WORK TO BE COMPLETED
Write out the records that appear below, verbatim and complete, but without pictures.

====== RECORDS FOR THE TASK

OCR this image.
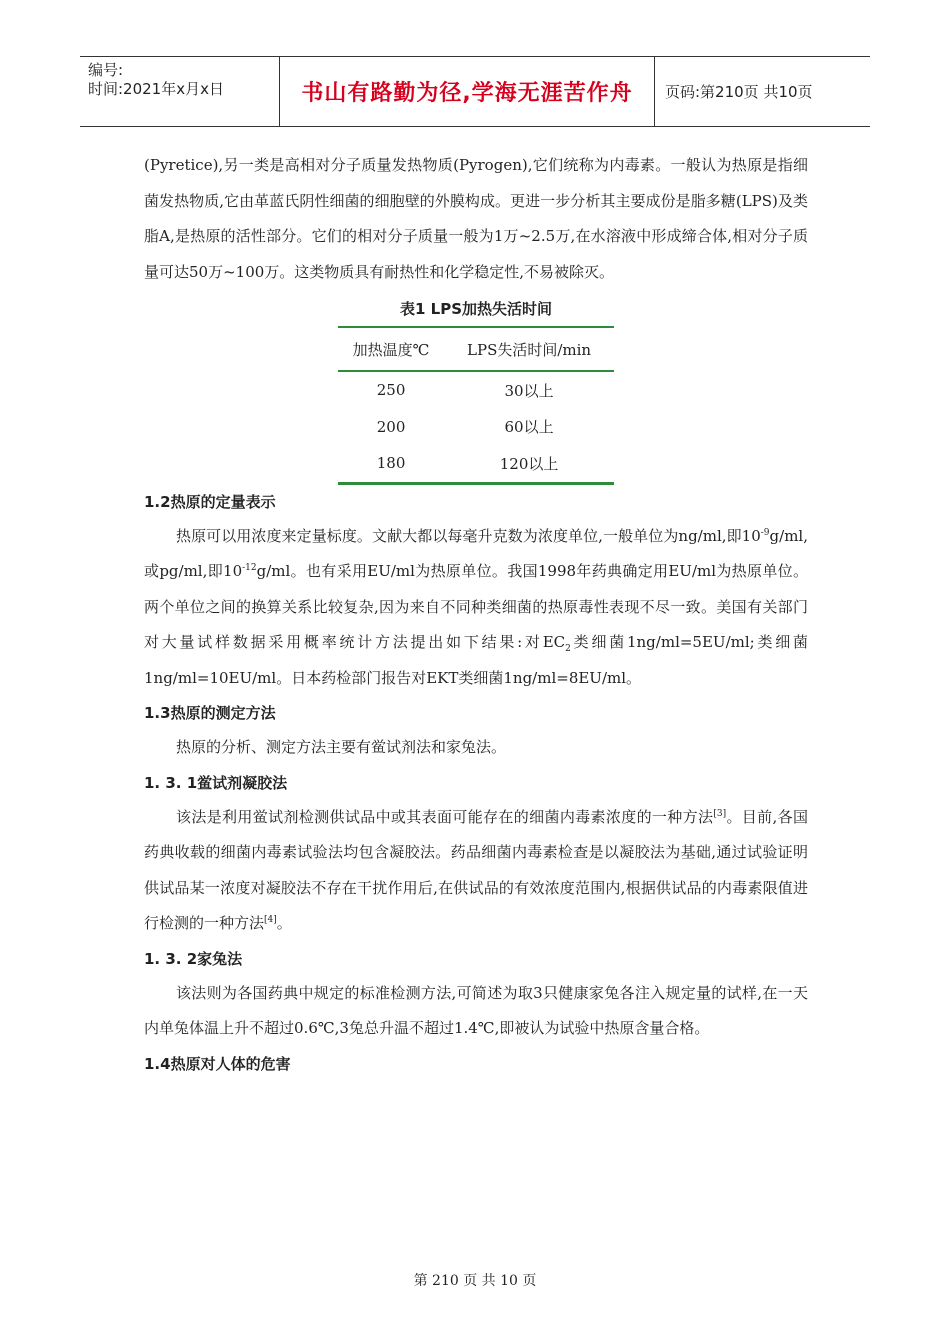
编号:
时间:2021年x月x日	书山有路勤为径,学海无涯苦作舟	页码:第210页 共10页

(Pyretice),另一类是高相对分子质量发热物质(Pyrogen),它们统称为内毒素。一般认为热原是指细菌发热物质,它由革蓝氏阴性细菌的细胞壁的外膜构成。更进一步分析其主要成份是脂多糖(LPS)及类脂A,是热原的活性部分。它们的相对分子质量一般为1万~2.5万,在水溶液中形成缔合体,相对分子质量可达50万~100万。这类物质具有耐热性和化学稳定性,不易被除灭。

表1 LPS加热失活时间
加热温度℃	LPS失活时间/min
250	30以上
200	60以上
180	120以上
1.2热原的定量表示

热原可以用浓度来定量标度。文献大都以每毫升克数为浓度单位,一般单位为ng/ml,即$10^{-9}g/ml$,或pg/ml,即$10^{-12}g/ml$。也有采用EU/ml为热原单位。我国1998年药典确定用EU/ml为热原单位。两个单位之间的换算关系比较复杂,因为来自不同种类细菌的热原毒性表现不尽一致。美国有关部门对大量试样数据采用概率统计方法提出如下结果:对$EC_2$类细菌1ng/ml=5EU/ml;类细菌1ng/ml=10EU/ml。日本药检部门报告对EKT类细菌1ng/ml=8EU/ml。

1.3热原的测定方法

热原的分析、测定方法主要有鲎试剂法和家兔法。

1. 3. 1鲎试剂凝胶法

该法是利用鲎试剂检测供试品中或其表面可能存在的细菌内毒素浓度的一种方法[3]。目前,各国药典收载的细菌内毒素试验法均包含凝胶法。药品细菌内毒素检查是以凝胶法为基础,通过试验证明供试品某一浓度对凝胶法不存在干扰作用后,在供试品的有效浓度范围内,根据供试品的内毒素限值进行检测的一种方法[4]。

1. 3. 2家兔法

该法则为各国药典中规定的标准检测方法,可简述为取3只健康家兔各注入规定量的试样,在一天内单兔体温上升不超过0.6℃,3兔总升温不超过1.4℃,即被认为试验中热原含量合格。

1.4热原对人体的危害
第 210 页 共 10 页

============

OUTPUT OF THE TASK
OCR this image.
编号:
时间:2021年x月x日	书山有路勤为径,学海无涯苦作舟	页码:第210页 共10页

(Pyretice),另一类是高相对分子质量发热物质(Pyrogen),它们统称为内毒素。一般认为热原是指细菌发热物质,它由革蓝氏阴性细菌的细胞壁的外膜构成。更进一步分析其主要成份是脂多糖(LPS)及类脂A,是热原的活性部分。它们的相对分子质量一般为1万~2.5万,在水溶液中形成缔合体,相对分子质量可达50万~100万。这类物质具有耐热性和化学稳定性,不易被除灭。

表1 LPS加热失活时间
加热温度℃	LPS失活时间/min
250	30以上
200	60以上
180	120以上
1.2热原的定量表示

热原可以用浓度来定量标度。文献大都以每毫升克数为浓度单位,一般单位为ng/ml,即$10^{-9}g/ml$,或pg/ml,即$10^{-12}g/ml$。也有采用EU/ml为热原单位。我国1998年药典确定用EU/ml为热原单位。两个单位之间的换算关系比较复杂,因为来自不同种类细菌的热原毒性表现不尽一致。美国有关部门对大量试样数据采用概率统计方法提出如下结果:对$EC_2$类细菌1ng/ml=5EU/ml;类细菌1ng/ml=10EU/ml。日本药检部门报告对EKT类细菌1ng/ml=8EU/ml。

1.3热原的测定方法

热原的分析、测定方法主要有鲎试剂法和家兔法。

1. 3. 1鲎试剂凝胶法

该法是利用鲎试剂检测供试品中或其表面可能存在的细菌内毒素浓度的一种方法[3]。目前,各国药典收载的细菌内毒素试验法均包含凝胶法。药品细菌内毒素检查是以凝胶法为基础,通过试验证明供试品某一浓度对凝胶法不存在干扰作用后,在供试品的有效浓度范围内,根据供试品的内毒素限值进行检测的一种方法[4]。

1. 3. 2家兔法

该法则为各国药典中规定的标准检测方法,可简述为取3只健康家兔各注入规定量的试样,在一天内单兔体温上升不超过0.6℃,3兔总升温不超过1.4℃,即被认为试验中热原含量合格。

1.4热原对人体的危害
第 210 页 共 10 页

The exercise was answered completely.